Objective -> In the listing below, find every line with the string "trưởng" and pull it out.

Records to process ->
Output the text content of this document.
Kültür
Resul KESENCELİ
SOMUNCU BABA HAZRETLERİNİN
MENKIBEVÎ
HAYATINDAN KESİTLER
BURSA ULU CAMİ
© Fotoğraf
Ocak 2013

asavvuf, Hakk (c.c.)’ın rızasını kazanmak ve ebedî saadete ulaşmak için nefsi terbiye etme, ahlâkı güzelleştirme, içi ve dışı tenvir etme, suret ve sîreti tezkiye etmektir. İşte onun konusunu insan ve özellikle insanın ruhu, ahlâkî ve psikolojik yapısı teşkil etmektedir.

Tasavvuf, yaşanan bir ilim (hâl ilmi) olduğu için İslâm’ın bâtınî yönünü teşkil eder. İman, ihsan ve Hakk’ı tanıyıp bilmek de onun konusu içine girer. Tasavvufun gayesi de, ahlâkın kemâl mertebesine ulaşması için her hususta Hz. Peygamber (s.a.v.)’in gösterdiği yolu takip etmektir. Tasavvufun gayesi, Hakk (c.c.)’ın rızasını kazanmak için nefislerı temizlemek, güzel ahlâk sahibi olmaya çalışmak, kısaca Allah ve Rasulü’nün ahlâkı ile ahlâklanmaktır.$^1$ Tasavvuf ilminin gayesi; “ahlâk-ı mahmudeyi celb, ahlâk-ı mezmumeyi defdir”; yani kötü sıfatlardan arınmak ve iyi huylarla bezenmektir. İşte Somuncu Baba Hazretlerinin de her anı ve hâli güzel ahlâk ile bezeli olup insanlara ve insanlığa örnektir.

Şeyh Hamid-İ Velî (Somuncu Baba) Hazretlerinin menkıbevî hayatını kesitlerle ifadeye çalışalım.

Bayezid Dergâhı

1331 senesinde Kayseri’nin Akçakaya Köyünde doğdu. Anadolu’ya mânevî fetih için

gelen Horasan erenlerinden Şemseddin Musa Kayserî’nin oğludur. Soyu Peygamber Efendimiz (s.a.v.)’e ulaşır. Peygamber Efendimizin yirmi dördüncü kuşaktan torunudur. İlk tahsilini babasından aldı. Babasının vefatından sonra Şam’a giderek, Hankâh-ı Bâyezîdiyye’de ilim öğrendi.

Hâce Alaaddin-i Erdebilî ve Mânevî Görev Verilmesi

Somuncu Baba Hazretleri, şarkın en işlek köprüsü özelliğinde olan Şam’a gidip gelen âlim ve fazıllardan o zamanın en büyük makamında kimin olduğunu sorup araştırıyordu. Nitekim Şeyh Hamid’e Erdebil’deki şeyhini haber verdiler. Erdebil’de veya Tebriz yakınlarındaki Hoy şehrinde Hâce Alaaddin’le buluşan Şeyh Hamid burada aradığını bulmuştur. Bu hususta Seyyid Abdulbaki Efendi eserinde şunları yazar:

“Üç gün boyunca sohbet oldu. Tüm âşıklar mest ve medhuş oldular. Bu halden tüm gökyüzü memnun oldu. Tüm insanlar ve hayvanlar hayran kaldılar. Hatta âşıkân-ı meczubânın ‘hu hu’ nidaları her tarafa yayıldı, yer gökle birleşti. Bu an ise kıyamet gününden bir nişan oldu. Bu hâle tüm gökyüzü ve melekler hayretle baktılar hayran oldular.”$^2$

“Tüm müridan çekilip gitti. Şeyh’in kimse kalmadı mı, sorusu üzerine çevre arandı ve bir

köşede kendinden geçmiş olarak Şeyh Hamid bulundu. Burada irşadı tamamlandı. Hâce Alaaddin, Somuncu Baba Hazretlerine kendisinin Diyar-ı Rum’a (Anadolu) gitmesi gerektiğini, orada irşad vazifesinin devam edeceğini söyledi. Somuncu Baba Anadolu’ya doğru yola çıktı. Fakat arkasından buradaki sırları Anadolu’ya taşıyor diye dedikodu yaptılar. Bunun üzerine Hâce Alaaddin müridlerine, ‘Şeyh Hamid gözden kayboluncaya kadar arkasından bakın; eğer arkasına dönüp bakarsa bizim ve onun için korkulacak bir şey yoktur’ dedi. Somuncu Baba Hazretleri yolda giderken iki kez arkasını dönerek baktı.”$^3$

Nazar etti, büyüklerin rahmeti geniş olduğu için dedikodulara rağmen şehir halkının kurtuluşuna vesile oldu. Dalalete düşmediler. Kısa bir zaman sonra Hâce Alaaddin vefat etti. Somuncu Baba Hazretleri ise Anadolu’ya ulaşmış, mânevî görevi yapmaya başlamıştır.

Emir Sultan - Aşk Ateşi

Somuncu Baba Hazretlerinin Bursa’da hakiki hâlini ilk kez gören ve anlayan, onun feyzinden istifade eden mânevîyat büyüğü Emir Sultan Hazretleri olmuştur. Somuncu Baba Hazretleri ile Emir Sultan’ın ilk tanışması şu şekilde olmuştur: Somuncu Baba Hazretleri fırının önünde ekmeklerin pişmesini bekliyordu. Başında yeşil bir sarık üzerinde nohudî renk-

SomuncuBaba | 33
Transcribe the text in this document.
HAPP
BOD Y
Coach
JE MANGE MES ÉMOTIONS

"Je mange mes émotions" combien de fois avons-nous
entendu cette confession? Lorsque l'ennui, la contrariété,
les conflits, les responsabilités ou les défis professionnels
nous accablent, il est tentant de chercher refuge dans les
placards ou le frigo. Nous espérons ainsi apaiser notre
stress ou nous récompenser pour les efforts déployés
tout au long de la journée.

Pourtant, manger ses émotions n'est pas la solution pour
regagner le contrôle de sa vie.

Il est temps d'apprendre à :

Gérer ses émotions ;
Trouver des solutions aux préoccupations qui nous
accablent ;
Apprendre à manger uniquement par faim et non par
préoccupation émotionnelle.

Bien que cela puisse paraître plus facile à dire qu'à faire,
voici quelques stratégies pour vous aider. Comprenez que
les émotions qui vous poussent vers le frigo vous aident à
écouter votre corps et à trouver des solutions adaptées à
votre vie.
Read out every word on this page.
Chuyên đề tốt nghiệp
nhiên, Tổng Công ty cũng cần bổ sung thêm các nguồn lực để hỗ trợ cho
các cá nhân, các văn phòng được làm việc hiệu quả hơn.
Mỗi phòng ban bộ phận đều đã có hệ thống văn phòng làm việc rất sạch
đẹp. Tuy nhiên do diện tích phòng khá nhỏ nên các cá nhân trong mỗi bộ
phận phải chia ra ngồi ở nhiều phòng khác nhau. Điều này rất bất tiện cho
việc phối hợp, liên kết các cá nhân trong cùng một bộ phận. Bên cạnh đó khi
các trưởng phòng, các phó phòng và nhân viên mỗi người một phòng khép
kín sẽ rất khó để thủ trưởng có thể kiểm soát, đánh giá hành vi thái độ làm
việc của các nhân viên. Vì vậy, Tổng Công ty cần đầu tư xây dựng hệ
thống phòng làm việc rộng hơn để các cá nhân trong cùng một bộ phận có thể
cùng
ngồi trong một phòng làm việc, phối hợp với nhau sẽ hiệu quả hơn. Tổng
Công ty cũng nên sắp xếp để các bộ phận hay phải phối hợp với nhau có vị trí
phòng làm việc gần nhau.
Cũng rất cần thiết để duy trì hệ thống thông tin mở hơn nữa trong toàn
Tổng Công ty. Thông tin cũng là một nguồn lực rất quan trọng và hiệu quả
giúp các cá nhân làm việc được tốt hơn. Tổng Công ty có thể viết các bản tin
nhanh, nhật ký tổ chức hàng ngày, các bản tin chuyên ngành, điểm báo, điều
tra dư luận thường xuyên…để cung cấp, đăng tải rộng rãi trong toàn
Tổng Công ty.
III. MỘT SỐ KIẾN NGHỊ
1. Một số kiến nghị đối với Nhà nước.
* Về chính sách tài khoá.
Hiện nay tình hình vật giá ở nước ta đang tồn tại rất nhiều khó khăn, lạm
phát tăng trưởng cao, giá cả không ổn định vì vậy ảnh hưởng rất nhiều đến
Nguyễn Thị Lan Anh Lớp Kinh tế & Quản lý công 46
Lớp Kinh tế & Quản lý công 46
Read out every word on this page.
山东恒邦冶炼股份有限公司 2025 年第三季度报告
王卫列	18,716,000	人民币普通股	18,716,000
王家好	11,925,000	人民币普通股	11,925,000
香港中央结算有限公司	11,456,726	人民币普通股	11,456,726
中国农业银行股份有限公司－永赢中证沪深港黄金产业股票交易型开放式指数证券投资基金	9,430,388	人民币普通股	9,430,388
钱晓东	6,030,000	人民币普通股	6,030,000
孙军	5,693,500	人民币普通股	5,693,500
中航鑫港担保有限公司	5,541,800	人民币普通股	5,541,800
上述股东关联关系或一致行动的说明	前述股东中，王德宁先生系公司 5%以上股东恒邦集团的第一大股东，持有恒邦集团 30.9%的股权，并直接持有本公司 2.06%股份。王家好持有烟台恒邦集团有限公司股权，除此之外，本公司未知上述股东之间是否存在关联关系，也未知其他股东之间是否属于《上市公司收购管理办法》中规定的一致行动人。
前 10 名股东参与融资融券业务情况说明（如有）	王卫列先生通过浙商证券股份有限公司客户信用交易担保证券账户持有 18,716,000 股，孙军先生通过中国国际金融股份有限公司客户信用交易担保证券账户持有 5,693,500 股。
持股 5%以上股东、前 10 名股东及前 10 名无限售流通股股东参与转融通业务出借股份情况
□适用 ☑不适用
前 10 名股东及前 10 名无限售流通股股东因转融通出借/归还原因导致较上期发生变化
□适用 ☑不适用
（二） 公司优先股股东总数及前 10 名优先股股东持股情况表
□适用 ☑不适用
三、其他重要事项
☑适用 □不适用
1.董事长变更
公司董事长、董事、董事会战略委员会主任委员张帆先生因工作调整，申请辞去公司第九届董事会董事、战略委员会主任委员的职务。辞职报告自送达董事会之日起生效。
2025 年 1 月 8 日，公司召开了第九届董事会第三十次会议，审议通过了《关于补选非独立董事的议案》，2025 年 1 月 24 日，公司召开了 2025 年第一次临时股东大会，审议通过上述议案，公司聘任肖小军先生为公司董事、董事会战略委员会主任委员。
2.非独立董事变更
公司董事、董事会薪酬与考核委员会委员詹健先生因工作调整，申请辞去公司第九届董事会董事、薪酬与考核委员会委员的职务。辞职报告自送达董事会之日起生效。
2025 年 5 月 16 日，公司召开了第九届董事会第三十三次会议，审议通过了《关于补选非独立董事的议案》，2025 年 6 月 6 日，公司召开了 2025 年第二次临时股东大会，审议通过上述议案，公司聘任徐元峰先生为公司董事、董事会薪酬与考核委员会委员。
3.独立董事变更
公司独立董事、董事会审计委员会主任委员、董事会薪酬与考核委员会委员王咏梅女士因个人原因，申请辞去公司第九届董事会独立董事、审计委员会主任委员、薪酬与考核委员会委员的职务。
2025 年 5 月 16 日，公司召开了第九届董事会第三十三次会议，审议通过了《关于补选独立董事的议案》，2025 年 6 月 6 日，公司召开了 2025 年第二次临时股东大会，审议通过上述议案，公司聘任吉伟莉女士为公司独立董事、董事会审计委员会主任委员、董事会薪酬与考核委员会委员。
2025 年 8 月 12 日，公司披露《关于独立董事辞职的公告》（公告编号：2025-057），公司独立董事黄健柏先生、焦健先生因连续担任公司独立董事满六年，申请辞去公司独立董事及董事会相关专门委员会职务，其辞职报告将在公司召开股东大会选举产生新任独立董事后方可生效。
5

The output ->
các trưởng phòng, các phó phòng và nhân viên mỗi người một phòng khép
kín sẽ rất khó để thủ trưởng có thể kiểm soát, đánh giá hành vi thái độ làm
phát tăng trưởng cao, giá cả không ổn định vì vậy ảnh hưởng rất nhiều đến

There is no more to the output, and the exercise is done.